→ Written task
All of the material below is to be retyped exactly.

→ Provided records

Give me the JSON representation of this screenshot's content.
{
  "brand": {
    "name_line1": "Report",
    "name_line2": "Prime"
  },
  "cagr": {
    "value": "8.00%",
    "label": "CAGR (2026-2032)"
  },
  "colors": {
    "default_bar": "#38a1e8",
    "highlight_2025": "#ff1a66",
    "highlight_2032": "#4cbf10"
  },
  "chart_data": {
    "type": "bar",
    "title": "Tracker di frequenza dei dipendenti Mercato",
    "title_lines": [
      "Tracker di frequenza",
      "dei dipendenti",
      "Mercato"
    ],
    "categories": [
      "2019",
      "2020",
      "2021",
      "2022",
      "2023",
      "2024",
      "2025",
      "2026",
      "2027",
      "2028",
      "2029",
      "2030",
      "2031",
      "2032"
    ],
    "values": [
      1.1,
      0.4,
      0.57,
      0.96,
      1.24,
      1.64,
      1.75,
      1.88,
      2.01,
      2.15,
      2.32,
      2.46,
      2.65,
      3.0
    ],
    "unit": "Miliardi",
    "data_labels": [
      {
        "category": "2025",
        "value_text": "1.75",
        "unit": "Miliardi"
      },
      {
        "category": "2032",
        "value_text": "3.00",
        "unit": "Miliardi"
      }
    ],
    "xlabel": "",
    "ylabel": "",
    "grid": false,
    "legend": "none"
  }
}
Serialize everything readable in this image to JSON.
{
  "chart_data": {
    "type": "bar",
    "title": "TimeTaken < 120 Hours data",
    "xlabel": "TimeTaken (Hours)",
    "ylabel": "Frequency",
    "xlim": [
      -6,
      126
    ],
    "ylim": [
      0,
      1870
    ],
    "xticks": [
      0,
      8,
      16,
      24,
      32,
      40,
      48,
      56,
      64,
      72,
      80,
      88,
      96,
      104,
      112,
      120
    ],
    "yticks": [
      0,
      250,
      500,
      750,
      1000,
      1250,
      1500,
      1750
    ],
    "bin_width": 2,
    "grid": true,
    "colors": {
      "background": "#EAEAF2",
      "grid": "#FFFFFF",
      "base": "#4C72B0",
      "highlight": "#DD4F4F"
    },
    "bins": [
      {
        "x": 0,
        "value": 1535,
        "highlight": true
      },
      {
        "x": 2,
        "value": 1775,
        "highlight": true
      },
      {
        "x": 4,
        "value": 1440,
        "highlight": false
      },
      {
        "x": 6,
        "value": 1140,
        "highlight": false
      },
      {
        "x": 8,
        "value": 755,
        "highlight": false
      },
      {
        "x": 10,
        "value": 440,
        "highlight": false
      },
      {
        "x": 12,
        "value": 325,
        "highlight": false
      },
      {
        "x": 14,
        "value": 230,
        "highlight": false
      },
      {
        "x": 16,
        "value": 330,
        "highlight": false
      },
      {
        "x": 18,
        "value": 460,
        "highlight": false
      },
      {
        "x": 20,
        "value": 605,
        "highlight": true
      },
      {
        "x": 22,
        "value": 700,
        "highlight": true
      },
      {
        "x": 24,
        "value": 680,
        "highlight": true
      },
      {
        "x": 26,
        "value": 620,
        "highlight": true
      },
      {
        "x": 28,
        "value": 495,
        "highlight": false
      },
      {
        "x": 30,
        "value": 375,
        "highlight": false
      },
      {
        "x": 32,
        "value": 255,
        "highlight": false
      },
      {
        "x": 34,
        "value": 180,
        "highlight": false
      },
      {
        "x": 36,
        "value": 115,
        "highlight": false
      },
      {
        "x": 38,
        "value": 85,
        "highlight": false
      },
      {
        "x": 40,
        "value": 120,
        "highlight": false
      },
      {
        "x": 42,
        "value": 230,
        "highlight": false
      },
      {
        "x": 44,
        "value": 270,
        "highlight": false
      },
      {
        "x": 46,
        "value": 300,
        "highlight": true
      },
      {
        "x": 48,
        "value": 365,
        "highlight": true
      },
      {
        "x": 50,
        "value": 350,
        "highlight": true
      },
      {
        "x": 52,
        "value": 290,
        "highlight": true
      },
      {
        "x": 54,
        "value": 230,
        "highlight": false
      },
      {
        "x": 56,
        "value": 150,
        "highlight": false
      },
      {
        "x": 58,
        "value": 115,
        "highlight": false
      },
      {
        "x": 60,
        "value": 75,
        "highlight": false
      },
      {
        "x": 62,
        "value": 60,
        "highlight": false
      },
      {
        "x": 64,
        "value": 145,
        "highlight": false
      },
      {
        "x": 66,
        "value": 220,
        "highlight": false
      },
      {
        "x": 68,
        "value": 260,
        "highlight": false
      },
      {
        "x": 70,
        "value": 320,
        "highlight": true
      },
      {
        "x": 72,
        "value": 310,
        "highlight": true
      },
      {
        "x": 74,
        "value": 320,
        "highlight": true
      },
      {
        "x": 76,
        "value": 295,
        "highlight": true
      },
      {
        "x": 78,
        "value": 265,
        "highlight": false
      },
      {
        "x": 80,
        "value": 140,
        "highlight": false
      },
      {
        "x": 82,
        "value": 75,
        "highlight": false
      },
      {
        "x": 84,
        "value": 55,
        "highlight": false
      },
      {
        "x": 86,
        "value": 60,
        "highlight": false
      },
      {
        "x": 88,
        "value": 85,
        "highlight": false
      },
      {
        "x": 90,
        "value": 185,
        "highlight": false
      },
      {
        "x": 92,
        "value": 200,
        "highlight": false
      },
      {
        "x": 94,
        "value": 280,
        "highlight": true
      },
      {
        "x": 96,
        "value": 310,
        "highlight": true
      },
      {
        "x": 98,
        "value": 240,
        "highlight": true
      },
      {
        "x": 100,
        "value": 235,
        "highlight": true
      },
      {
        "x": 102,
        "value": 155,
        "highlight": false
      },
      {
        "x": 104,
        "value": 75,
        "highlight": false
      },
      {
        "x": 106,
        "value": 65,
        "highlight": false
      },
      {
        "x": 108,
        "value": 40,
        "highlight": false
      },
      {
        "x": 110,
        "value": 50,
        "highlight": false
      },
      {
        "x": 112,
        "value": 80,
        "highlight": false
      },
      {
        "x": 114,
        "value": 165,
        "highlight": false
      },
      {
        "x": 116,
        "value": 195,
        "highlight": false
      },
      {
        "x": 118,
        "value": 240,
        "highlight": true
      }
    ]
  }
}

→ Written answer
Give me the JSON representation of this screenshot's content.
{
  "brand": {
    "name_line1": "Report",
    "name_line2": "Prime"
  },
  "cagr": {
    "value": "8.00%",
    "label": "CAGR (2026-2032)"
  },
  "colors": {
    "default_bar": "#38a1e8",
    "highlight_2025": "#ff1a66",
    "highlight_2032": "#4cbf10"
  },
  "chart_data": {
    "type": "bar",
    "title": "Tracker di frequenza dei dipendenti Mercato",
    "title_lines": [
      "Tracker di frequenza",
      "dei dipendenti",
      "Mercato"
    ],
    "categories": [
      "2019",
      "2020",
      "2021",
      "2022",
      "2023",
      "2024",
      "2025",
      "2026",
      "2027",
      "2028",
      "2029",
      "2030",
      "2031",
      "2032"
    ],
    "values": [
      1.1,
      0.4,
      0.57,
      0.96,
      1.24,
      1.64,
      1.75,
      1.88,
      2.01,
      2.15,
      2.32,
      2.46,
      2.65,
      3.0
    ],
    "unit": "Miliardi",
    "data_labels": [
      {
        "category": "2025",
        "value_text": "1.75",
        "unit": "Miliardi"
      },
      {
        "category": "2032",
        "value_text": "3.00",
        "unit": "Miliardi"
      }
    ],
    "xlabel": "",
    "ylabel": "",
    "grid": false,
    "legend": "none"
  }
}
Serialize everything readable in this image to JSON.
{
  "chart_data": {
    "type": "bar",
    "title": "TimeTaken < 120 Hours data",
    "xlabel": "TimeTaken (Hours)",
    "ylabel": "Frequency",
    "xlim": [
      -6,
      126
    ],
    "ylim": [
      0,
      1870
    ],
    "xticks": [
      0,
      8,
      16,
      24,
      32,
      40,
      48,
      56,
      64,
      72,
      80,
      88,
      96,
      104,
      112,
      120
    ],
    "yticks": [
      0,
      250,
      500,
      750,
      1000,
      1250,
      1500,
      1750
    ],
    "bin_width": 2,
    "grid": true,
    "colors": {
      "background": "#EAEAF2",
      "grid": "#FFFFFF",
      "base": "#4C72B0",
      "highlight": "#DD4F4F"
    },
    "bins": [
      {
        "x": 0,
        "value": 1535,
        "highlight": true
      },
      {
        "x": 2,
        "value": 1775,
        "highlight": true
      },
      {
        "x": 4,
        "value": 1440,
        "highlight": false
      },
      {
        "x": 6,
        "value": 1140,
        "highlight": false
      },
      {
        "x": 8,
        "value": 755,
        "highlight": false
      },
      {
        "x": 10,
        "value": 440,
        "highlight": false
      },
      {
        "x": 12,
        "value": 325,
        "highlight": false
      },
      {
        "x": 14,
        "value": 230,
        "highlight": false
      },
      {
        "x": 16,
        "value": 330,
        "highlight": false
      },
      {
        "x": 18,
        "value": 460,
        "highlight": false
      },
      {
        "x": 20,
        "value": 605,
        "highlight": true
      },
      {
        "x": 22,
        "value": 700,
        "highlight": true
      },
      {
        "x": 24,
        "value": 680,
        "highlight": true
      },
      {
        "x": 26,
        "value": 620,
        "highlight": true
      },
      {
        "x": 28,
        "value": 495,
        "highlight": false
      },
      {
        "x": 30,
        "value": 375,
        "highlight": false
      },
      {
        "x": 32,
        "value": 255,
        "highlight": false
      },
      {
        "x": 34,
        "value": 180,
        "highlight": false
      },
      {
        "x": 36,
        "value": 115,
        "highlight": false
      },
      {
        "x": 38,
        "value": 85,
        "highlight": false
      },
      {
        "x": 40,
        "value": 120,
        "highlight": false
      },
      {
        "x": 42,
        "value": 230,
        "highlight": false
      },
      {
        "x": 44,
        "value": 270,
        "highlight": false
      },
      {
        "x": 46,
        "value": 300,
        "highlight": true
      },
      {
        "x": 48,
        "value": 365,
        "highlight": true
      },
      {
        "x": 50,
        "value": 350,
        "highlight": true
      },
      {
        "x": 52,
        "value": 290,
        "highlight": true
      },
      {
        "x": 54,
        "value": 230,
        "highlight": false
      },
      {
        "x": 56,
        "value": 150,
        "highlight": false
      },
      {
        "x": 58,
        "value": 115,
        "highlight": false
      },
      {
        "x": 60,
        "value": 75,
        "highlight": false
      },
      {
        "x": 62,
        "value": 60,
        "highlight": false
      },
      {
        "x": 64,
        "value": 145,
        "highlight": false
      },
      {
        "x": 66,
        "value": 220,
        "highlight": false
      },
      {
        "x": 68,
        "value": 260,
        "highlight": false
      },
      {
        "x": 70,
        "value": 320,
        "highlight": true
      },
      {
        "x": 72,
        "value": 310,
        "highlight": true
      },
      {
        "x": 74,
        "value": 320,
        "highlight": true
      },
      {
        "x": 76,
        "value": 295,
        "highlight": true
      },
      {
        "x": 78,
        "value": 265,
        "highlight": false
      },
      {
        "x": 80,
        "value": 140,
        "highlight": false
      },
      {
        "x": 82,
        "value": 75,
        "highlight": false
      },
      {
        "x": 84,
        "value": 55,
        "highlight": false
      },
      {
        "x": 86,
        "value": 60,
        "highlight": false
      },
      {
        "x": 88,
        "value": 85,
        "highlight": false
      },
      {
        "x": 90,
        "value": 185,
        "highlight": false
      },
      {
        "x": 92,
        "value": 200,
        "highlight": false
      },
      {
        "x": 94,
        "value": 280,
        "highlight": true
      },
      {
        "x": 96,
        "value": 310,
        "highlight": true
      },
      {
        "x": 98,
        "value": 240,
        "highlight": true
      },
      {
        "x": 100,
        "value": 235,
        "highlight": true
      },
      {
        "x": 102,
        "value": 155,
        "highlight": false
      },
      {
        "x": 104,
        "value": 75,
        "highlight": false
      },
      {
        "x": 106,
        "value": 65,
        "highlight": false
      },
      {
        "x": 108,
        "value": 40,
        "highlight": false
      },
      {
        "x": 110,
        "value": 50,
        "highlight": false
      },
      {
        "x": 112,
        "value": 80,
        "highlight": false
      },
      {
        "x": 114,
        "value": 165,
        "highlight": false
      },
      {
        "x": 116,
        "value": 195,
        "highlight": false
      },
      {
        "x": 118,
        "value": 240,
        "highlight": true
      }
    ]
  }
}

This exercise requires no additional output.